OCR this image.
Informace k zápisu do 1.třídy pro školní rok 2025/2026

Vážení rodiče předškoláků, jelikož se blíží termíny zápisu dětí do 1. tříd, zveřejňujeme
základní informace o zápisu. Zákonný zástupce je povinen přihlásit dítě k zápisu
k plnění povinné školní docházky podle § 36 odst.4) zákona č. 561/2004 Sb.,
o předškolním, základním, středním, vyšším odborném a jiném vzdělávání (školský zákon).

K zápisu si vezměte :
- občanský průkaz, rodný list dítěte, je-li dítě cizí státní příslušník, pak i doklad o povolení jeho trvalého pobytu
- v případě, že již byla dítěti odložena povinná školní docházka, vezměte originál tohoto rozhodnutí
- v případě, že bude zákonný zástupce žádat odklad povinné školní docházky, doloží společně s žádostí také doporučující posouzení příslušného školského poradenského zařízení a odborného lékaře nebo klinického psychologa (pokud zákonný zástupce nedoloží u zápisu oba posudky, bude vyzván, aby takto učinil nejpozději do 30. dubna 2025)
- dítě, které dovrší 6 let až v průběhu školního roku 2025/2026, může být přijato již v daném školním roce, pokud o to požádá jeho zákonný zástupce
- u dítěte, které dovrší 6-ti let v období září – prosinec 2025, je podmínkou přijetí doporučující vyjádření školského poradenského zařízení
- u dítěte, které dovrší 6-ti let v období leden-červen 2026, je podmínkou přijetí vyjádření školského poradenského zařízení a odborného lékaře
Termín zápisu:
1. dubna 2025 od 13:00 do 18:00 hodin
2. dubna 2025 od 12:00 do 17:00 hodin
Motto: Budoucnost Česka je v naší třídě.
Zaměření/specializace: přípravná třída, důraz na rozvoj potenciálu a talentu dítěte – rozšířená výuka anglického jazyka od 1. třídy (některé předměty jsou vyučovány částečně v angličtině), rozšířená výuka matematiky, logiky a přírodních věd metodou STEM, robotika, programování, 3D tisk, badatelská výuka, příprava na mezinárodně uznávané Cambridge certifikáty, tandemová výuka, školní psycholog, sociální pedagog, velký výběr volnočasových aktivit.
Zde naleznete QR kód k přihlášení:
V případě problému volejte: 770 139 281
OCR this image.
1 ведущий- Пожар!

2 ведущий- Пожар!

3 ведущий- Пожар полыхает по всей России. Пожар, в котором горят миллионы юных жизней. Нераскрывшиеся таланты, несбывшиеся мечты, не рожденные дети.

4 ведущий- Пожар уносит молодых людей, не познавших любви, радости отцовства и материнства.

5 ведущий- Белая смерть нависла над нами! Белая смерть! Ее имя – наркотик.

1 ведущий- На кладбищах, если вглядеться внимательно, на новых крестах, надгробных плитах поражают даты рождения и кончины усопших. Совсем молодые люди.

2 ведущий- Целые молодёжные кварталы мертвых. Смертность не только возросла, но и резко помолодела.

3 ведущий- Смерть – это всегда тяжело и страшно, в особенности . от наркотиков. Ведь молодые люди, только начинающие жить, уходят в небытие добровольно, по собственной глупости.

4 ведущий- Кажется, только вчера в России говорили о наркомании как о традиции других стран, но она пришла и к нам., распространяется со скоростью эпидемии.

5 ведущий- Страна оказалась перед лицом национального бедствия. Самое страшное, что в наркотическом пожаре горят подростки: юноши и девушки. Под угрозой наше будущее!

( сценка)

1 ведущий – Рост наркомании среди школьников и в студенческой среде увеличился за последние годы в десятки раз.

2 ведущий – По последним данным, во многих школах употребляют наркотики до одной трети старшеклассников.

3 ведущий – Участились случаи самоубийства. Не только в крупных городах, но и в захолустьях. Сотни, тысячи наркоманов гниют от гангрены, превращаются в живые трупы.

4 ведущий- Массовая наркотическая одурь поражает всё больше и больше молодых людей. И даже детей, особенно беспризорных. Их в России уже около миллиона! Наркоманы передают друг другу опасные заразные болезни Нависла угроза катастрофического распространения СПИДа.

_ _ _ _ _ _ _

**Requirements:**
Reproduce every line above without error.

**Response below:**
OCR this image.
Informace k zápisu do 1.třídy pro školní rok 2025/2026

Vážení rodiče předškoláků, jelikož se blíží termíny zápisu dětí do 1. tříd, zveřejňujeme
základní informace o zápisu. Zákonný zástupce je povinen přihlásit dítě k zápisu
k plnění povinné školní docházky podle § 36 odst.4) zákona č. 561/2004 Sb.,
o předškolním, základním, středním, vyšším odborném a jiném vzdělávání (školský zákon).

K zápisu si vezměte :
- občanský průkaz, rodný list dítěte, je-li dítě cizí státní příslušník, pak i doklad o povolení jeho trvalého pobytu
- v případě, že již byla dítěti odložena povinná školní docházka, vezměte originál tohoto rozhodnutí
- v případě, že bude zákonný zástupce žádat odklad povinné školní docházky, doloží společně s žádostí také doporučující posouzení příslušného školského poradenského zařízení a odborného lékaře nebo klinického psychologa (pokud zákonný zástupce nedoloží u zápisu oba posudky, bude vyzván, aby takto učinil nejpozději do 30. dubna 2025)
- dítě, které dovrší 6 let až v průběhu školního roku 2025/2026, může být přijato již v daném školním roce, pokud o to požádá jeho zákonný zástupce
- u dítěte, které dovrší 6-ti let v období září – prosinec 2025, je podmínkou přijetí doporučující vyjádření školského poradenského zařízení
- u dítěte, které dovrší 6-ti let v období leden-červen 2026, je podmínkou přijetí vyjádření školského poradenského zařízení a odborného lékaře
Termín zápisu:
1. dubna 2025 od 13:00 do 18:00 hodin
2. dubna 2025 od 12:00 do 17:00 hodin
Motto: Budoucnost Česka je v naší třídě.
Zaměření/specializace: přípravná třída, důraz na rozvoj potenciálu a talentu dítěte – rozšířená výuka anglického jazyka od 1. třídy (některé předměty jsou vyučovány částečně v angličtině), rozšířená výuka matematiky, logiky a přírodních věd metodou STEM, robotika, programování, 3D tisk, badatelská výuka, příprava na mezinárodně uznávané Cambridge certifikáty, tandemová výuka, školní psycholog, sociální pedagog, velký výběr volnočasových aktivit.
Zde naleznete QR kód k přihlášení:
V případě problému volejte: 770 139 281
OCR this image.
1 ведущий- Пожар!

2 ведущий- Пожар!

3 ведущий- Пожар полыхает по всей России. Пожар, в котором горят миллионы юных жизней. Нераскрывшиеся таланты, несбывшиеся мечты, не рожденные дети.

4 ведущий- Пожар уносит молодых людей, не познавших любви, радости отцовства и материнства.

5 ведущий- Белая смерть нависла над нами! Белая смерть! Ее имя – наркотик.

1 ведущий- На кладбищах, если вглядеться внимательно, на новых крестах, надгробных плитах поражают даты рождения и кончины усопших. Совсем молодые люди.

2 ведущий- Целые молодёжные кварталы мертвых. Смертность не только возросла, но и резко помолодела.

3 ведущий- Смерть – это всегда тяжело и страшно, в особенности . от наркотиков. Ведь молодые люди, только начинающие жить, уходят в небытие добровольно, по собственной глупости.

4 ведущий- Кажется, только вчера в России говорили о наркомании как о традиции других стран, но она пришла и к нам., распространяется со скоростью эпидемии.

5 ведущий- Страна оказалась перед лицом национального бедствия. Самое страшное, что в наркотическом пожаре горят подростки: юноши и девушки. Под угрозой наше будущее!

( сценка)

1 ведущий – Рост наркомании среди школьников и в студенческой среде увеличился за последние годы в десятки раз.

2 ведущий – По последним данным, во многих школах употребляют наркотики до одной трети старшеклассников.

3 ведущий – Участились случаи самоубийства. Не только в крупных городах, но и в захолустьях. Сотни, тысячи наркоманов гниют от гангрены, превращаются в живые трупы.

4 ведущий- Массовая наркотическая одурь поражает всё больше и больше молодых людей. И даже детей, особенно беспризорных. Их в России уже около миллиона! Наркоманы передают друг другу опасные заразные болезни Нависла угроза катастрофического распространения СПИДа.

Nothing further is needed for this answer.